### What to produce
Make a verbatim copy of the entries below; pictures stay out.

++++

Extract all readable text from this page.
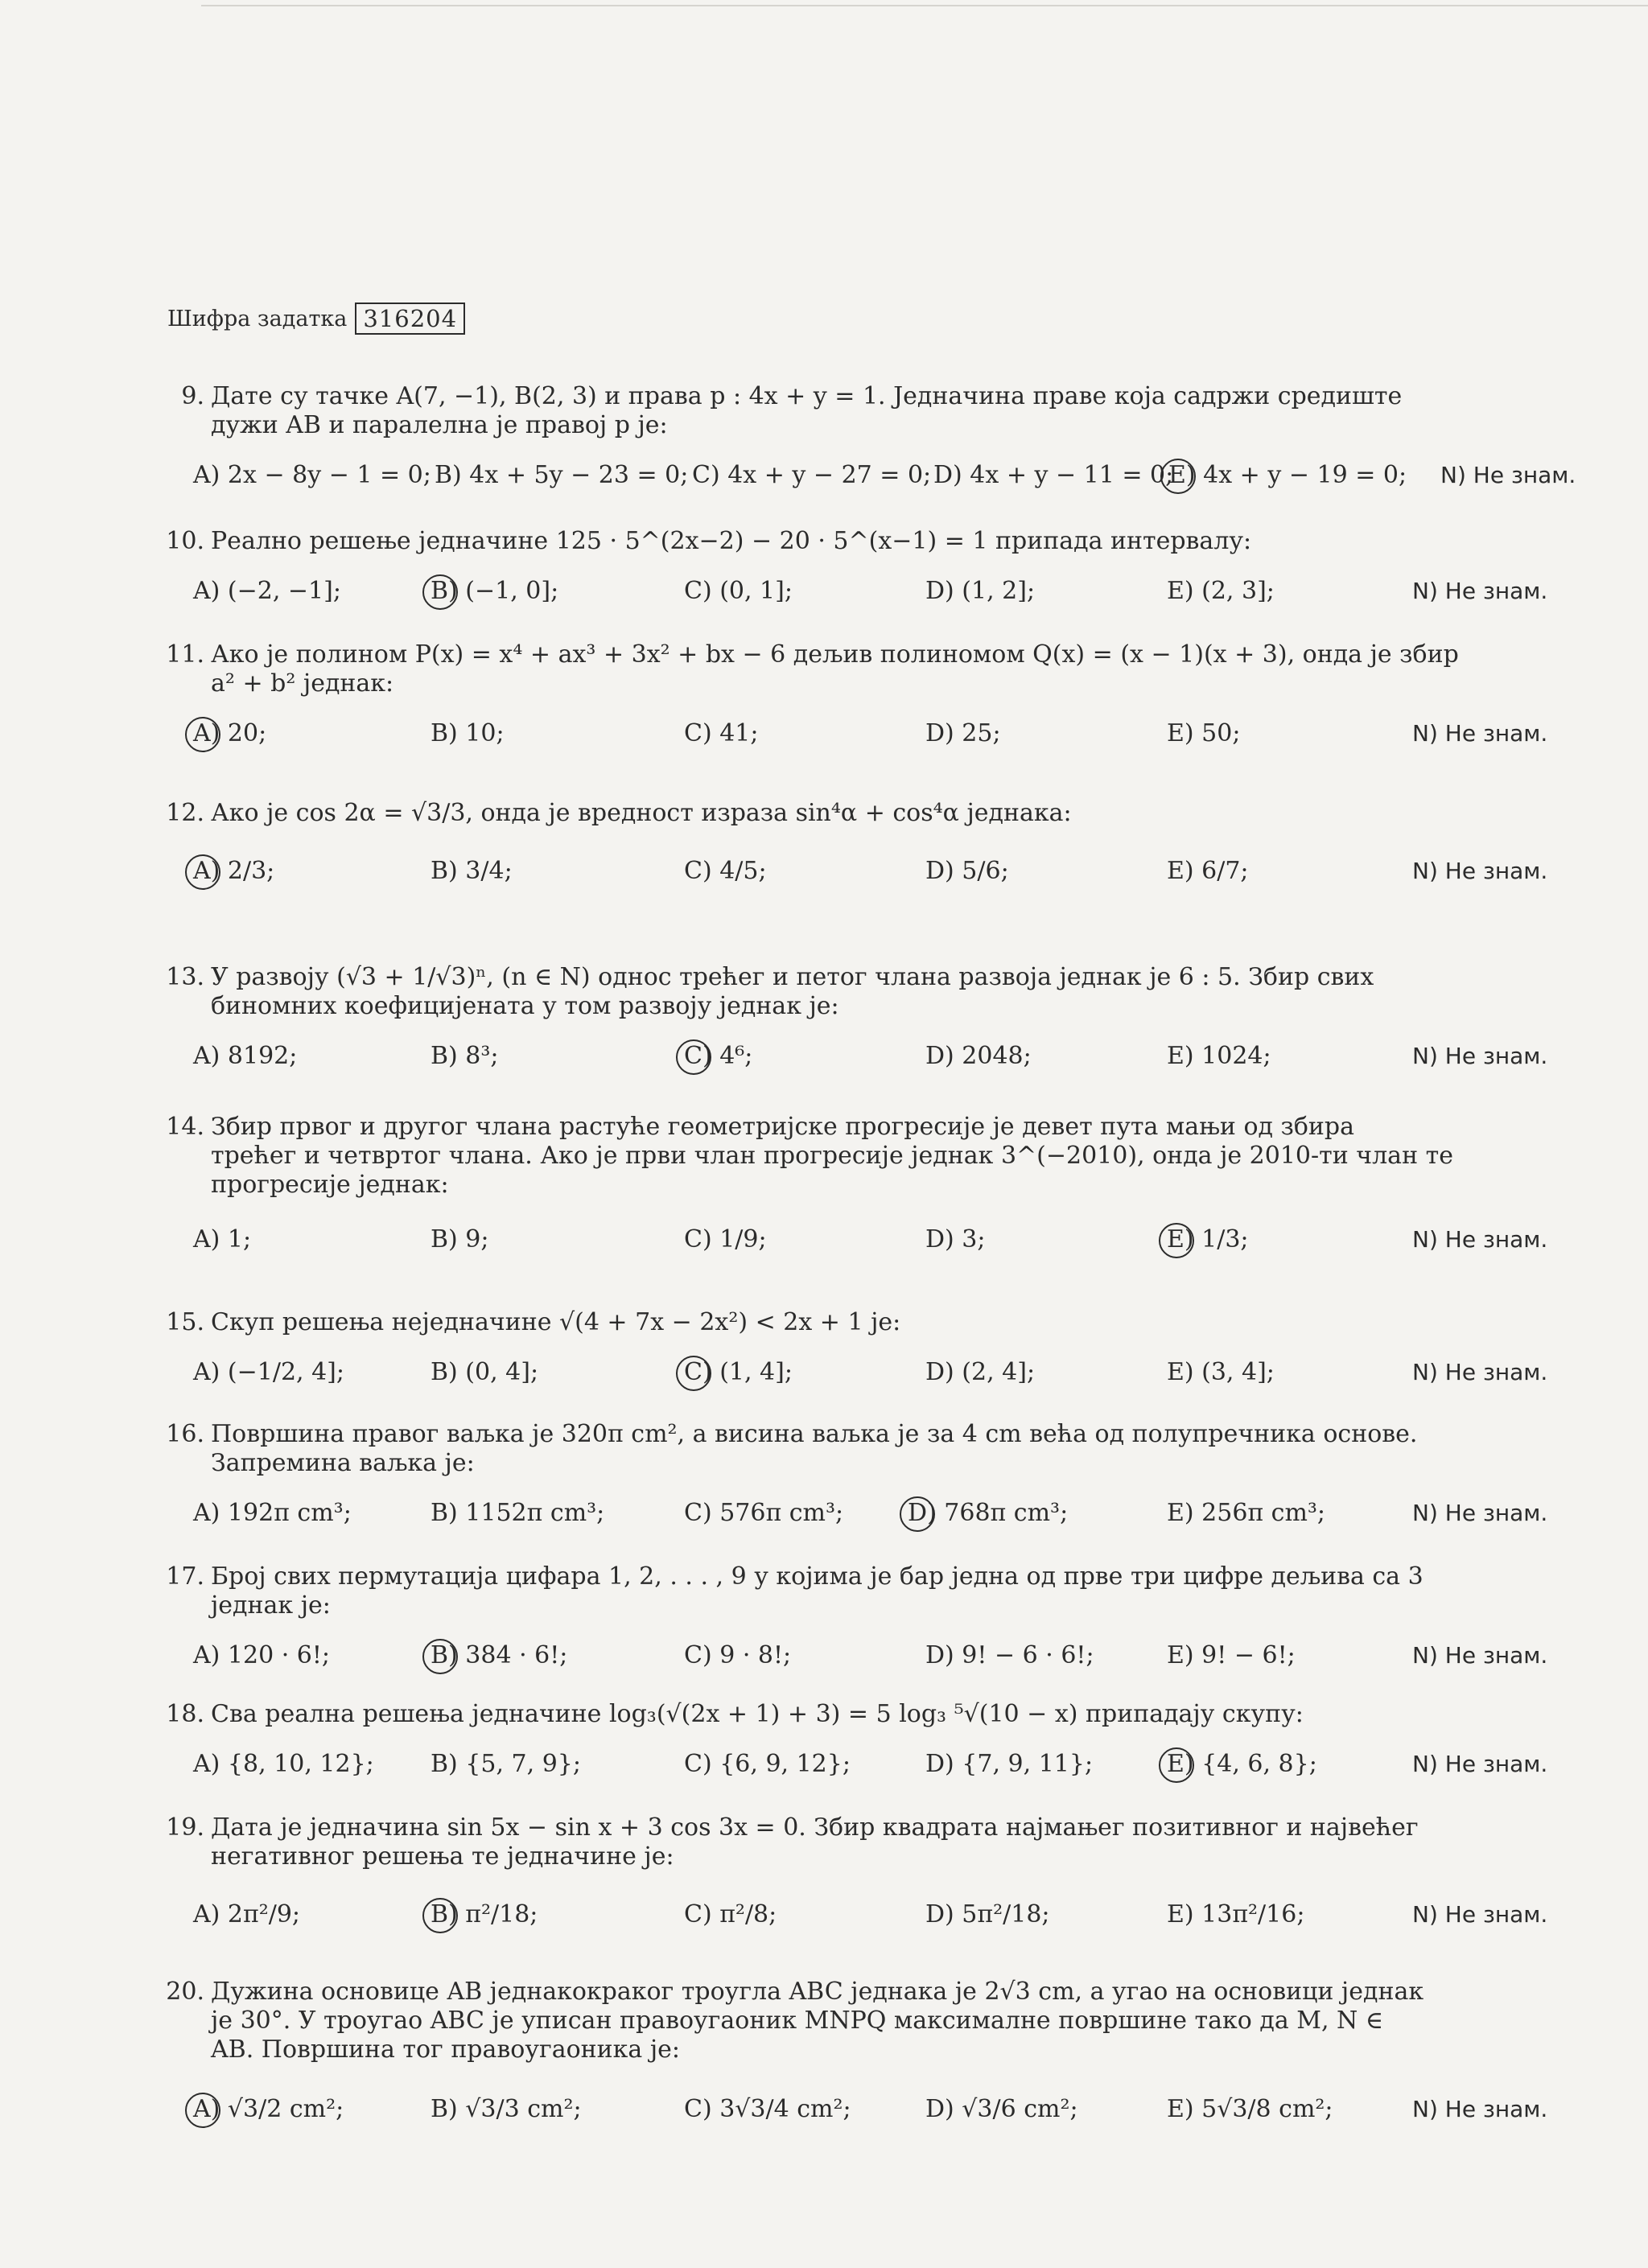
Шифра задатка 316204
9. Дате су тачке A(7, −1), B(2, 3) и права p : 4x + y = 1. Једначина праве која садржи средиште
дужи AB и паралелна је правој p је:
A) 2x − 8y − 1 = 0; B) 4x + 5y − 23 = 0; C) 4x + y − 27 = 0; D) 4x + y − 11 = 0;
E) 4x + y − 19 = 0; N) Не знам.
10. Реално решење једначине 125 · 5^(2x−2) − 20 · 5^(x−1) = 1 припада интервалу:
A) (−2, −1];	B) (−1, 0];	C) (0, 1];	D) (1, 2];	E) (2, 3];	N) Не знам.
11. Ако је полином P(x) = x⁴ + ax³ + 3x² + bx − 6 дељив полиномом Q(x) = (x − 1)(x + 3), онда је збир
a² + b² једнак:
A) 20;	B) 10;	C) 41;	D) 25;	E) 50;	N) Не знам.
12. Ако је cos 2α = √3/3, онда је вредност израза sin⁴α + cos⁴α једнака:
A) 2/3;	B) 3/4;	C) 4/5;	D) 5/6;	E) 6/7;	N) Не знам.
13. У развоју (√3 + 1/√3)ⁿ, (n ∈ N) однос трећег и петог члана развоја једнак је 6 : 5. Збир свих
биномних коефицијената у том развоју једнак је:
A) 8192;	B) 8³;	C) 4⁶;	D) 2048;	E) 1024;	N) Не знам.
14. Збир првог и другог члана растуће геометријске прогресије је девет пута мањи од збира
трећег и четвртог члана. Ако је први члан прогресије једнак 3^(−2010), онда је 2010-ти члан те
прогресије једнак:
A) 1;	B) 9;	C) 1/9;	D) 3;	E) 1/3;	N) Не знам.
15. Скуп решења неједначине √(4 + 7x − 2x²) < 2x + 1 је:
A) (−1/2, 4];	B) (0, 4];	C) (1, 4];	D) (2, 4];	E) (3, 4];	N) Не знам.
16. Површина правог ваљка је 320π cm², а висина ваљка је за 4 cm већа од полупречника основе.
Запремина ваљка је:
A) 192π cm³;	B) 1152π cm³;	C) 576π cm³;	D) 768π cm³;	E) 256π cm³;	N) Не знам.
17. Број свих пермутација цифара 1, 2, . . . , 9 у којима је бар једна од прве три цифре дељива са 3
једнак је:
A) 120 · 6!;	B) 384 · 6!;	C) 9 · 8!;	D) 9! − 6 · 6!;	E) 9! − 6!;	N) Не знам.
18. Сва реална решења једначине log₃(√(2x + 1) + 3) = 5 log₃ ⁵√(10 − x) припадају скупу:
A) {8, 10, 12}; B) {5, 7, 9};	C) {6, 9, 12};	D) {7, 9, 11};	E) {4, 6, 8};	N) Не знам.
19. Дата је једначина sin 5x − sin x + 3 cos 3x = 0. Збир квадрата најмањег позитивног и највећег
негативног решења те једначине је:
A) 2π²/9;	B) π²/18;	C) π²/8;	D) 5π²/18;	E) 13π²/16;	N) Не знам.
20. Дужина основице AB једнакокраког троугла ABC једнака је 2√3 cm, а угао на основици једнак
је 30°. У троугао ABC је уписан правоугаоник MNPQ максималне површине тако да M, N ∈
AB. Површина тог правоугаоника је:
A) √3/2 cm²;	B) √3/3 cm²;	C) 3√3/4 cm²;	D) √3/6 cm²;	E) 5√3/8 cm²;	N) Не знам.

++++

### Solution to this exercise
Extract all readable text from this page.
Шифра задатка 316204
9. Дате су тачке A(7, −1), B(2, 3) и права p : 4x + y = 1. Једначина праве која садржи средиште
дужи AB и паралелна је правој p је:
A) 2x − 8y − 1 = 0; B) 4x + 5y − 23 = 0; C) 4x + y − 27 = 0; D) 4x + y − 11 = 0;
E) 4x + y − 19 = 0; N) Не знам.
10. Реално решење једначине 125 · 5^(2x−2) − 20 · 5^(x−1) = 1 припада интервалу:
A) (−2, −1];	B) (−1, 0];	C) (0, 1];	D) (1, 2];	E) (2, 3];	N) Не знам.
11. Ако је полином P(x) = x⁴ + ax³ + 3x² + bx − 6 дељив полиномом Q(x) = (x − 1)(x + 3), онда је збир
a² + b² једнак:
A) 20;	B) 10;	C) 41;	D) 25;	E) 50;	N) Не знам.
12. Ако је cos 2α = √3/3, онда је вредност израза sin⁴α + cos⁴α једнака:
A) 2/3;	B) 3/4;	C) 4/5;	D) 5/6;	E) 6/7;	N) Не знам.
13. У развоју (√3 + 1/√3)ⁿ, (n ∈ N) однос трећег и петог члана развоја једнак је 6 : 5. Збир свих
биномних коефицијената у том развоју једнак је:
A) 8192;	B) 8³;	C) 4⁶;	D) 2048;	E) 1024;	N) Не знам.
14. Збир првог и другог члана растуће геометријске прогресије је девет пута мањи од збира
трећег и четвртог члана. Ако је први члан прогресије једнак 3^(−2010), онда је 2010-ти члан те
прогресије једнак:
A) 1;	B) 9;	C) 1/9;	D) 3;	E) 1/3;	N) Не знам.
15. Скуп решења неједначине √(4 + 7x − 2x²) < 2x + 1 је:
A) (−1/2, 4];	B) (0, 4];	C) (1, 4];	D) (2, 4];	E) (3, 4];	N) Не знам.
16. Површина правог ваљка је 320π cm², а висина ваљка је за 4 cm већа од полупречника основе.
Запремина ваљка је:
A) 192π cm³;	B) 1152π cm³;	C) 576π cm³;	D) 768π cm³;	E) 256π cm³;	N) Не знам.
17. Број свих пермутација цифара 1, 2, . . . , 9 у којима је бар једна од прве три цифре дељива са 3
једнак је:
A) 120 · 6!;	B) 384 · 6!;	C) 9 · 8!;	D) 9! − 6 · 6!;	E) 9! − 6!;	N) Не знам.
18. Сва реална решења једначине log₃(√(2x + 1) + 3) = 5 log₃ ⁵√(10 − x) припадају скупу:
A) {8, 10, 12}; B) {5, 7, 9};	C) {6, 9, 12};	D) {7, 9, 11};	E) {4, 6, 8};	N) Не знам.
19. Дата је једначина sin 5x − sin x + 3 cos 3x = 0. Збир квадрата најмањег позитивног и највећег
негативног решења те једначине је:
A) 2π²/9;	B) π²/18;	C) π²/8;	D) 5π²/18;	E) 13π²/16;	N) Не знам.
20. Дужина основице AB једнакокраког троугла ABC једнака је 2√3 cm, а угао на основици једнак
је 30°. У троугао ABC је уписан правоугаоник MNPQ максималне површине тако да M, N ∈
AB. Површина тог правоугаоника је:
A) √3/2 cm²;	B) √3/3 cm²;	C) 3√3/4 cm²;	D) √3/6 cm²;	E) 5√3/8 cm²;	N) Не знам.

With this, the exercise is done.